[start of Material to process]

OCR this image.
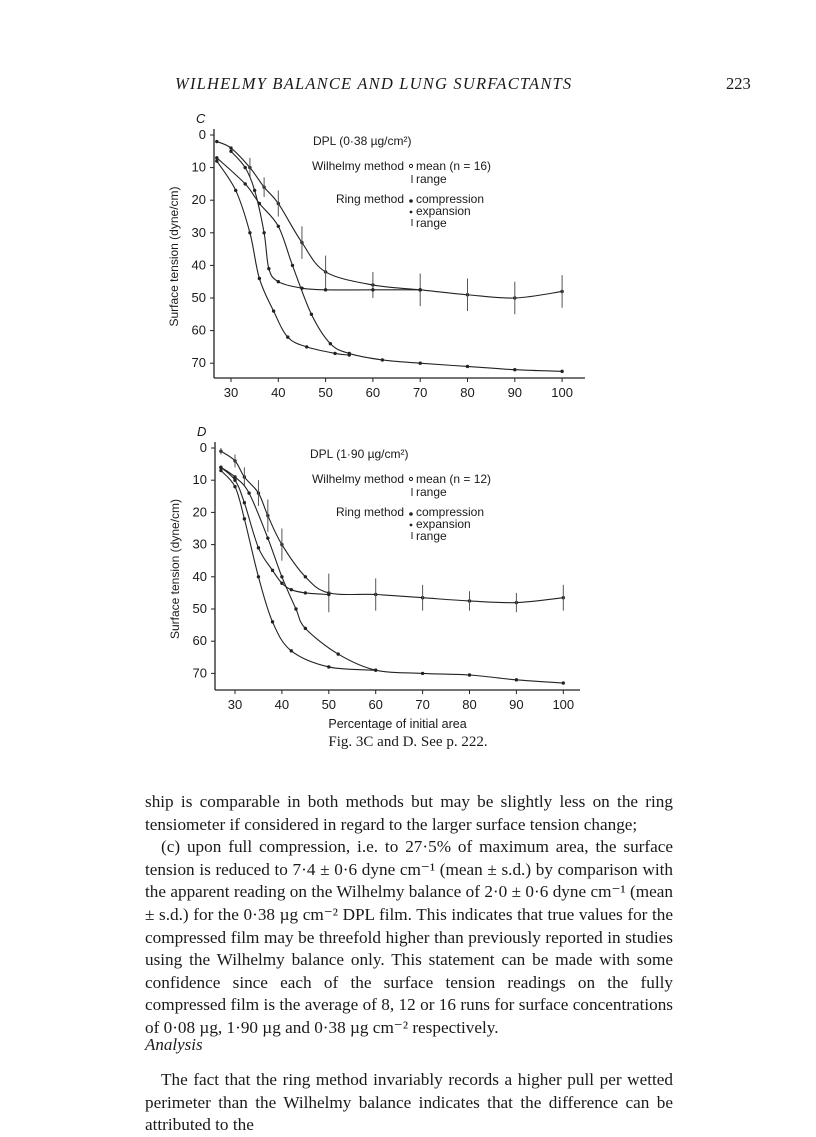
WILHELMY BALANCE AND LUNG SURFACTANTS	223
C
0
10
20
30
40
50
60
70
30	40	50	60	70	80	90 100
Surface tension (dyne/cm)
DPL (0·38 µg/cm²)
Wilhelmy method mean (n = 16)
range
Ring method compression
expansion
range
D
0
10
20
30
40
50
60
70
30 40 50 60 70 80 90 100
Surface tension (dyne/cm)
Percentage of initial area
DPL (1·90 µg/cm²)
Wilhelmy method mean (n = 12)
range
Ring method compression
expansion
range
Fig. 3C and D. See p. 222.

ship is comparable in both methods but may be slightly less on the ring tensiometer if considered in regard to the larger surface tension change;

(c) upon full compression, i.e. to 27·5% of maximum area, the surface tension is reduced to 7·4 ± 0·6 dyne cm⁻¹ (mean ± s.d.) by comparison with the apparent reading on the Wilhelmy balance of 2·0 ± 0·6 dyne cm⁻¹ (mean ± s.d.) for the 0·38 µg cm⁻² DPL film. This indicates that true values for the compressed film may be threefold higher than previously reported in studies using the Wilhelmy balance only. This statement can be made with some confidence since each of the surface tension readings on the fully compressed film is the average of 8, 12 or 16 runs for surface concentrations of 0·08 µg, 1·90 µg and 0·38 µg cm⁻² respectively.

Analysis

The fact that the ring method invariably records a higher pull per wetted perimeter than the Wilhelmy balance indicates that the difference can be attributed to the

[end of Material to process]

• Instructions to follow
Search the listing above for the string "than". Copy every line that contains it.

• Solution below
(c) upon full compression, i.e. to 27·5% of maximum area, the surface tension is reduced to 7·4 ± 0·6 dyne cm⁻¹ (mean ± s.d.) by comparison with the apparent reading on the Wilhelmy balance of 2·0 ± 0·6 dyne cm⁻¹ (mean ± s.d.) for the 0·38 µg cm⁻² DPL film. This indicates that true values for the compressed film may be threefold higher than previously reported in studies using the Wilhelmy balance only. This statement can be made with some confidence since each of the surface tension readings on the fully compressed film is the average of 8, 12 or 16 runs for surface concentrations of 0·08 µg, 1·90 µg and 0·38 µg cm⁻² respectively.
The fact that the ring method invariably records a higher pull per wetted perimeter than the Wilhelmy balance indicates that the difference can be attributed to the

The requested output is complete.